● Problem description
For each line below that includes the word "text", make a copy.

● Data for processing
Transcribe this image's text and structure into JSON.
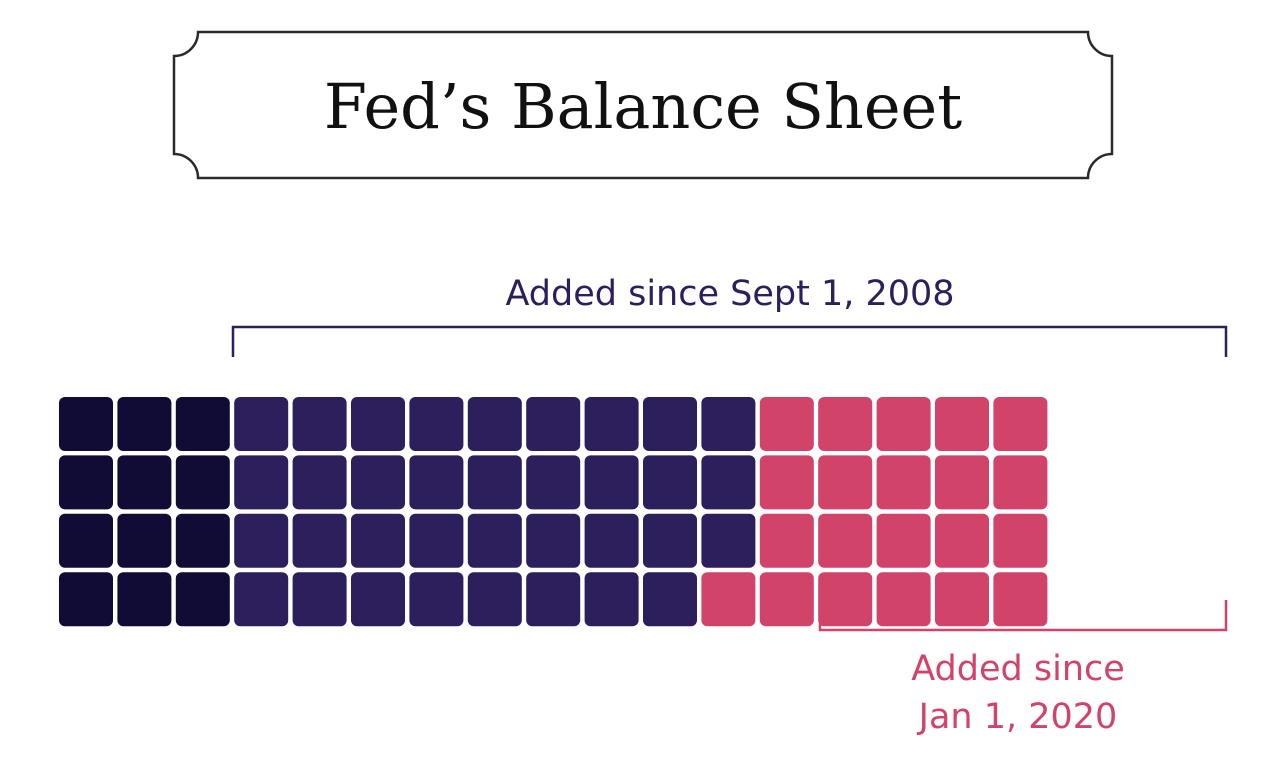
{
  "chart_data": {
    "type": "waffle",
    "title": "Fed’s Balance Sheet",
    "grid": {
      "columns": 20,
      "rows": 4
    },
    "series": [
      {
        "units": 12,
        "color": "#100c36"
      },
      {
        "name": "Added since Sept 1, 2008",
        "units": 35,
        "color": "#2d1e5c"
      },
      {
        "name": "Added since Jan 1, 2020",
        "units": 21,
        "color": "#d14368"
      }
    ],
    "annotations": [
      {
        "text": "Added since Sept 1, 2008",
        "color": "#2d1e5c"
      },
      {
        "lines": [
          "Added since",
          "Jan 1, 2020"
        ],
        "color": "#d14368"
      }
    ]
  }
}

● Task solution
Transcribe this image's text and structure into JSON.
        "text": "Added since Sept 1, 2008",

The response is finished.